— begin Record list —

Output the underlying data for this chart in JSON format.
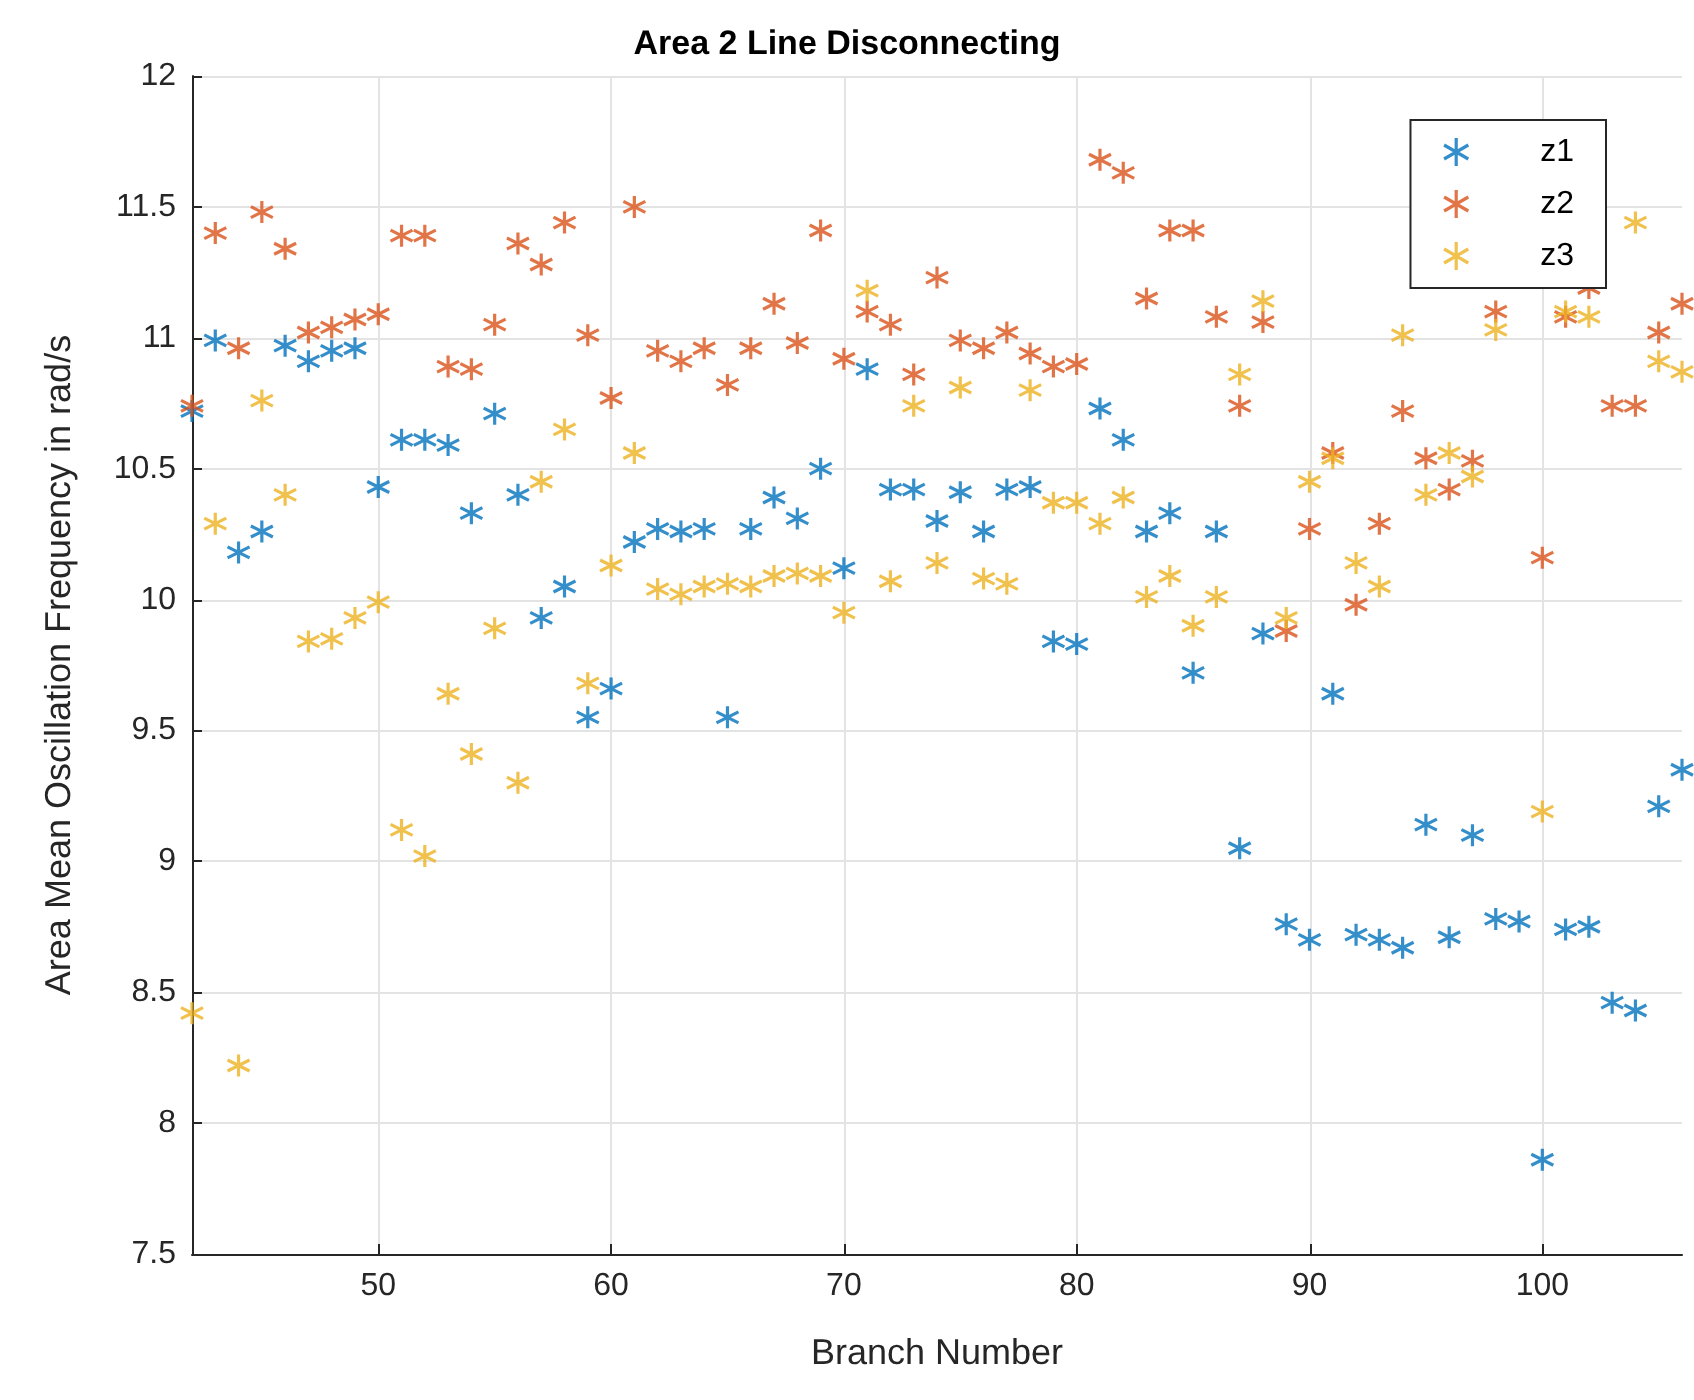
{
  "chart_data": {
    "type": "scatter",
    "title": "Area 2 Line Disconnecting",
    "xlabel": "Branch Number",
    "ylabel": "Area Mean Oscillation Frequency in rad/s",
    "x": [
      42,
      43,
      44,
      45,
      46,
      47,
      48,
      49,
      50,
      51,
      52,
      53,
      54,
      55,
      56,
      57,
      58,
      59,
      60,
      61,
      62,
      63,
      64,
      65,
      66,
      67,
      68,
      69,
      70,
      71,
      72,
      73,
      74,
      75,
      76,
      77,
      78,
      79,
      80,
      81,
      82,
      83,
      84,
      85,
      86,
      87,
      88,
      89,
      90,
      91,
      92,
      93,
      94,
      95,
      96,
      97,
      98,
      99,
      100,
      101,
      102,
      103,
      104,
      105,
      106
    ],
    "series": [
      {
        "name": "z1",
        "color": "#0072bd",
        "values": [
          10.72,
          10.99,
          10.18,
          10.26,
          10.97,
          10.91,
          10.95,
          10.96,
          10.43,
          10.61,
          10.61,
          10.59,
          10.33,
          10.71,
          10.4,
          9.93,
          10.05,
          9.55,
          9.66,
          10.22,
          10.27,
          10.26,
          10.27,
          9.55,
          10.27,
          10.39,
          10.31,
          10.5,
          10.12,
          10.88,
          10.42,
          10.42,
          10.3,
          10.41,
          10.26,
          10.42,
          10.43,
          9.84,
          9.83,
          10.73,
          10.61,
          10.26,
          10.33,
          9.72,
          10.26,
          9.05,
          9.87,
          8.76,
          8.7,
          9.64,
          8.72,
          8.7,
          8.67,
          9.14,
          8.71,
          9.1,
          8.78,
          8.77,
          7.86,
          8.74,
          8.75,
          8.46,
          8.43,
          9.21,
          9.35
        ]
      },
      {
        "name": "z2",
        "color": "#d95319",
        "values": [
          10.74,
          11.4,
          10.96,
          11.48,
          11.34,
          11.02,
          11.04,
          11.07,
          11.09,
          11.39,
          11.39,
          10.89,
          10.88,
          11.05,
          11.36,
          11.28,
          11.44,
          11.01,
          10.77,
          11.5,
          10.95,
          10.91,
          10.96,
          10.82,
          10.96,
          11.13,
          10.98,
          11.41,
          10.92,
          11.1,
          11.05,
          10.86,
          11.23,
          10.99,
          10.96,
          11.02,
          10.94,
          10.89,
          10.9,
          11.68,
          11.63,
          11.15,
          11.41,
          11.41,
          11.08,
          10.74,
          11.06,
          9.88,
          10.27,
          10.56,
          9.98,
          10.29,
          10.72,
          10.54,
          10.42,
          10.53,
          11.1,
          null,
          10.16,
          11.08,
          11.19,
          10.74,
          10.74,
          11.02,
          11.13
        ]
      },
      {
        "name": "z3",
        "color": "#edb120",
        "values": [
          8.42,
          10.29,
          8.22,
          10.76,
          10.4,
          9.84,
          9.85,
          9.93,
          9.99,
          9.12,
          9.02,
          9.64,
          9.41,
          9.89,
          9.3,
          10.45,
          10.65,
          9.68,
          10.13,
          10.56,
          10.04,
          10.02,
          10.05,
          10.06,
          10.05,
          10.09,
          10.1,
          10.09,
          9.95,
          11.18,
          10.07,
          10.74,
          10.14,
          10.81,
          10.08,
          10.06,
          10.8,
          10.37,
          10.37,
          10.29,
          10.39,
          10.01,
          10.09,
          9.9,
          10.01,
          10.86,
          11.14,
          9.93,
          10.45,
          10.54,
          10.14,
          10.05,
          11.01,
          10.4,
          10.56,
          10.47,
          11.03,
          null,
          9.19,
          11.1,
          11.08,
          null,
          11.44,
          10.91,
          10.87
        ]
      }
    ],
    "xlim": [
      42,
      106
    ],
    "xticks": [
      50,
      60,
      70,
      80,
      90,
      100
    ],
    "ylim": [
      7.5,
      12
    ],
    "yticks": [
      7.5,
      8,
      8.5,
      9,
      9.5,
      10,
      10.5,
      11,
      11.5,
      12
    ],
    "grid": true,
    "legend": "top right",
    "marker": "star"
  }
}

— end Record list —

All the lines above are to be reproduced exactly, except the pictures.

Output the underlying data for this chart in JSON format.
{
  "chart_data": {
    "type": "scatter",
    "title": "Area 2 Line Disconnecting",
    "xlabel": "Branch Number",
    "ylabel": "Area Mean Oscillation Frequency in rad/s",
    "x": [
      42,
      43,
      44,
      45,
      46,
      47,
      48,
      49,
      50,
      51,
      52,
      53,
      54,
      55,
      56,
      57,
      58,
      59,
      60,
      61,
      62,
      63,
      64,
      65,
      66,
      67,
      68,
      69,
      70,
      71,
      72,
      73,
      74,
      75,
      76,
      77,
      78,
      79,
      80,
      81,
      82,
      83,
      84,
      85,
      86,
      87,
      88,
      89,
      90,
      91,
      92,
      93,
      94,
      95,
      96,
      97,
      98,
      99,
      100,
      101,
      102,
      103,
      104,
      105,
      106
    ],
    "series": [
      {
        "name": "z1",
        "color": "#0072bd",
        "values": [
          10.72,
          10.99,
          10.18,
          10.26,
          10.97,
          10.91,
          10.95,
          10.96,
          10.43,
          10.61,
          10.61,
          10.59,
          10.33,
          10.71,
          10.4,
          9.93,
          10.05,
          9.55,
          9.66,
          10.22,
          10.27,
          10.26,
          10.27,
          9.55,
          10.27,
          10.39,
          10.31,
          10.5,
          10.12,
          10.88,
          10.42,
          10.42,
          10.3,
          10.41,
          10.26,
          10.42,
          10.43,
          9.84,
          9.83,
          10.73,
          10.61,
          10.26,
          10.33,
          9.72,
          10.26,
          9.05,
          9.87,
          8.76,
          8.7,
          9.64,
          8.72,
          8.7,
          8.67,
          9.14,
          8.71,
          9.1,
          8.78,
          8.77,
          7.86,
          8.74,
          8.75,
          8.46,
          8.43,
          9.21,
          9.35
        ]
      },
      {
        "name": "z2",
        "color": "#d95319",
        "values": [
          10.74,
          11.4,
          10.96,
          11.48,
          11.34,
          11.02,
          11.04,
          11.07,
          11.09,
          11.39,
          11.39,
          10.89,
          10.88,
          11.05,
          11.36,
          11.28,
          11.44,
          11.01,
          10.77,
          11.5,
          10.95,
          10.91,
          10.96,
          10.82,
          10.96,
          11.13,
          10.98,
          11.41,
          10.92,
          11.1,
          11.05,
          10.86,
          11.23,
          10.99,
          10.96,
          11.02,
          10.94,
          10.89,
          10.9,
          11.68,
          11.63,
          11.15,
          11.41,
          11.41,
          11.08,
          10.74,
          11.06,
          9.88,
          10.27,
          10.56,
          9.98,
          10.29,
          10.72,
          10.54,
          10.42,
          10.53,
          11.1,
          null,
          10.16,
          11.08,
          11.19,
          10.74,
          10.74,
          11.02,
          11.13
        ]
      },
      {
        "name": "z3",
        "color": "#edb120",
        "values": [
          8.42,
          10.29,
          8.22,
          10.76,
          10.4,
          9.84,
          9.85,
          9.93,
          9.99,
          9.12,
          9.02,
          9.64,
          9.41,
          9.89,
          9.3,
          10.45,
          10.65,
          9.68,
          10.13,
          10.56,
          10.04,
          10.02,
          10.05,
          10.06,
          10.05,
          10.09,
          10.1,
          10.09,
          9.95,
          11.18,
          10.07,
          10.74,
          10.14,
          10.81,
          10.08,
          10.06,
          10.8,
          10.37,
          10.37,
          10.29,
          10.39,
          10.01,
          10.09,
          9.9,
          10.01,
          10.86,
          11.14,
          9.93,
          10.45,
          10.54,
          10.14,
          10.05,
          11.01,
          10.4,
          10.56,
          10.47,
          11.03,
          null,
          9.19,
          11.1,
          11.08,
          null,
          11.44,
          10.91,
          10.87
        ]
      }
    ],
    "xlim": [
      42,
      106
    ],
    "xticks": [
      50,
      60,
      70,
      80,
      90,
      100
    ],
    "ylim": [
      7.5,
      12
    ],
    "yticks": [
      7.5,
      8,
      8.5,
      9,
      9.5,
      10,
      10.5,
      11,
      11.5,
      12
    ],
    "grid": true,
    "legend": "top right",
    "marker": "star"
  }
}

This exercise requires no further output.